→ TASK TO COMPLETE:
What is the count of lines in the listing below that hold the string "name"? Reply with that number alone.

→ DATASET EXTRACT:
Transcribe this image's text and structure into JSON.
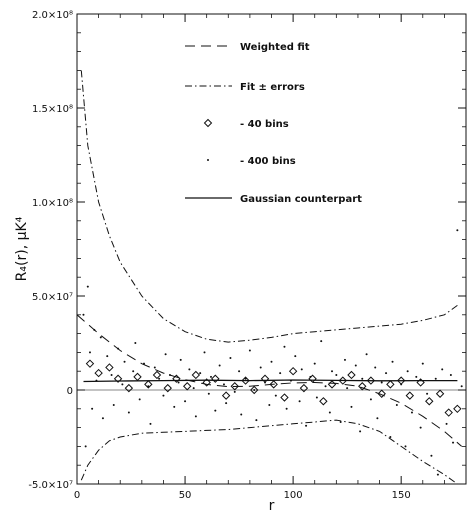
{
  "chart_data": {
    "type": "scatter",
    "title": "",
    "xlabel": "r",
    "ylabel": "R₄(r), μK⁴",
    "xlim": [
      0,
      180
    ],
    "ylim": [
      -50000000,
      200000000
    ],
    "x_ticks": [
      0,
      50,
      100,
      150
    ],
    "x_tick_labels": [
      "0",
      "50",
      "100",
      "150"
    ],
    "y_ticks": [
      -50000000,
      0,
      50000000,
      100000000,
      150000000,
      200000000
    ],
    "y_tick_labels": [
      "-5.0×10⁷",
      "0",
      "5.0×10⁷",
      "1.0×10⁸",
      "1.5×10⁸",
      "2.0×10⁸"
    ],
    "legend_position": "top-right",
    "series": [
      {
        "name": "Weighted fit",
        "style": "dashed",
        "x": [
          0,
          10,
          20,
          30,
          40,
          50,
          60,
          70,
          80,
          90,
          100,
          110,
          120,
          130,
          140,
          150,
          160,
          170,
          178
        ],
        "y": [
          40000000,
          30000000,
          21000000,
          14000000,
          9000000,
          5500000,
          3000000,
          1800000,
          2000000,
          3000000,
          3800000,
          4000000,
          3500000,
          2000000,
          -2000000,
          -7000000,
          -14000000,
          -22000000,
          -30000000
        ]
      },
      {
        "name": "Fit ± errors",
        "style": "dash-dot",
        "x": [
          2,
          5,
          10,
          15,
          20,
          30,
          40,
          50,
          60,
          70,
          80,
          90,
          100,
          110,
          120,
          130,
          140,
          150,
          160,
          170,
          176
        ],
        "y_upper": [
          170000000,
          130000000,
          100000000,
          82000000,
          68000000,
          50000000,
          38000000,
          31000000,
          27000000,
          25500000,
          26500000,
          28000000,
          30000000,
          31000000,
          32000000,
          33000000,
          34000000,
          35000000,
          37000000,
          40000000,
          45000000
        ],
        "y_lower": [
          -48000000,
          -40000000,
          -32000000,
          -27000000,
          -25000000,
          -23000000,
          -22500000,
          -22000000,
          -21500000,
          -21000000,
          -20000000,
          -19000000,
          -18000000,
          -17000000,
          -16000000,
          -18000000,
          -22000000,
          -30000000,
          -38000000,
          -45000000,
          -50000000
        ]
      },
      {
        "name": "- 40 bins",
        "style": "diamond",
        "x": [
          6,
          10,
          15,
          19,
          24,
          28,
          33,
          37,
          42,
          46,
          51,
          55,
          60,
          64,
          69,
          73,
          78,
          82,
          87,
          91,
          96,
          100,
          105,
          109,
          114,
          118,
          123,
          127,
          132,
          136,
          141,
          145,
          150,
          154,
          159,
          163,
          168,
          172,
          176
        ],
        "y": [
          14000000,
          9000000,
          12000000,
          6000000,
          1000000,
          7000000,
          3000000,
          8000000,
          1000000,
          6000000,
          2000000,
          8000000,
          4000000,
          6000000,
          -3000000,
          2000000,
          5000000,
          0,
          6000000,
          3000000,
          -4000000,
          10000000,
          1000000,
          6000000,
          -6000000,
          3000000,
          5000000,
          8000000,
          2000000,
          5000000,
          -2000000,
          3000000,
          5000000,
          -3000000,
          4000000,
          -6000000,
          -2000000,
          -12000000,
          -10000000
        ]
      },
      {
        "name": "- 400 bins",
        "style": "dot",
        "x": [
          3,
          4,
          5,
          6,
          7,
          8,
          9,
          11,
          12,
          14,
          16,
          17,
          19,
          21,
          22,
          24,
          26,
          27,
          29,
          31,
          33,
          34,
          36,
          38,
          40,
          41,
          43,
          45,
          47,
          48,
          50,
          52,
          54,
          55,
          57,
          59,
          61,
          62,
          64,
          66,
          68,
          69,
          71,
          73,
          75,
          76,
          78,
          80,
          82,
          83,
          85,
          87,
          89,
          90,
          92,
          94,
          96,
          97,
          99,
          101,
          103,
          104,
          106,
          108,
          110,
          111,
          113,
          115,
          117,
          118,
          120,
          122,
          124,
          125,
          127,
          129,
          131,
          132,
          134,
          136,
          138,
          139,
          141,
          143,
          145,
          146,
          148,
          150,
          152,
          153,
          155,
          157,
          159,
          160,
          162,
          164,
          166,
          167,
          169,
          171,
          173,
          174,
          176,
          178
        ],
        "y": [
          40000000,
          -30000000,
          55000000,
          20000000,
          -10000000,
          32000000,
          5000000,
          28000000,
          -15000000,
          18000000,
          8000000,
          -8000000,
          22000000,
          3000000,
          15000000,
          -12000000,
          10000000,
          25000000,
          -5000000,
          14000000,
          2000000,
          -18000000,
          12000000,
          6000000,
          -3000000,
          19000000,
          8000000,
          -9000000,
          4000000,
          16000000,
          -6000000,
          11000000,
          1000000,
          -14000000,
          9000000,
          20000000,
          -2000000,
          7000000,
          -11000000,
          13000000,
          3000000,
          -7000000,
          17000000,
          -1000000,
          10000000,
          -13000000,
          6000000,
          21000000,
          0,
          -16000000,
          12000000,
          4000000,
          -8000000,
          15000000,
          -3000000,
          9000000,
          23000000,
          -10000000,
          5000000,
          18000000,
          -6000000,
          11000000,
          -19000000,
          7000000,
          14000000,
          -4000000,
          26000000,
          2000000,
          -12000000,
          10000000,
          8000000,
          -17000000,
          16000000,
          1000000,
          -9000000,
          13000000,
          -22000000,
          6000000,
          19000000,
          -5000000,
          12000000,
          -15000000,
          4000000,
          9000000,
          -25000000,
          15000000,
          -8000000,
          3000000,
          -30000000,
          10000000,
          -12000000,
          7000000,
          -20000000,
          14000000,
          -2000000,
          -35000000,
          6000000,
          -45000000,
          11000000,
          -18000000,
          8000000,
          -28000000,
          85000000,
          2000000
        ]
      },
      {
        "name": "Gaussian counterpart",
        "style": "solid",
        "x": [
          3,
          20,
          40,
          60,
          80,
          100,
          120,
          140,
          160,
          176
        ],
        "y": [
          4500000,
          4800000,
          5000000,
          5200000,
          5000000,
          5300000,
          5100000,
          4900000,
          5000000,
          5000000
        ]
      }
    ]
  }
}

→ RESPONSE:
5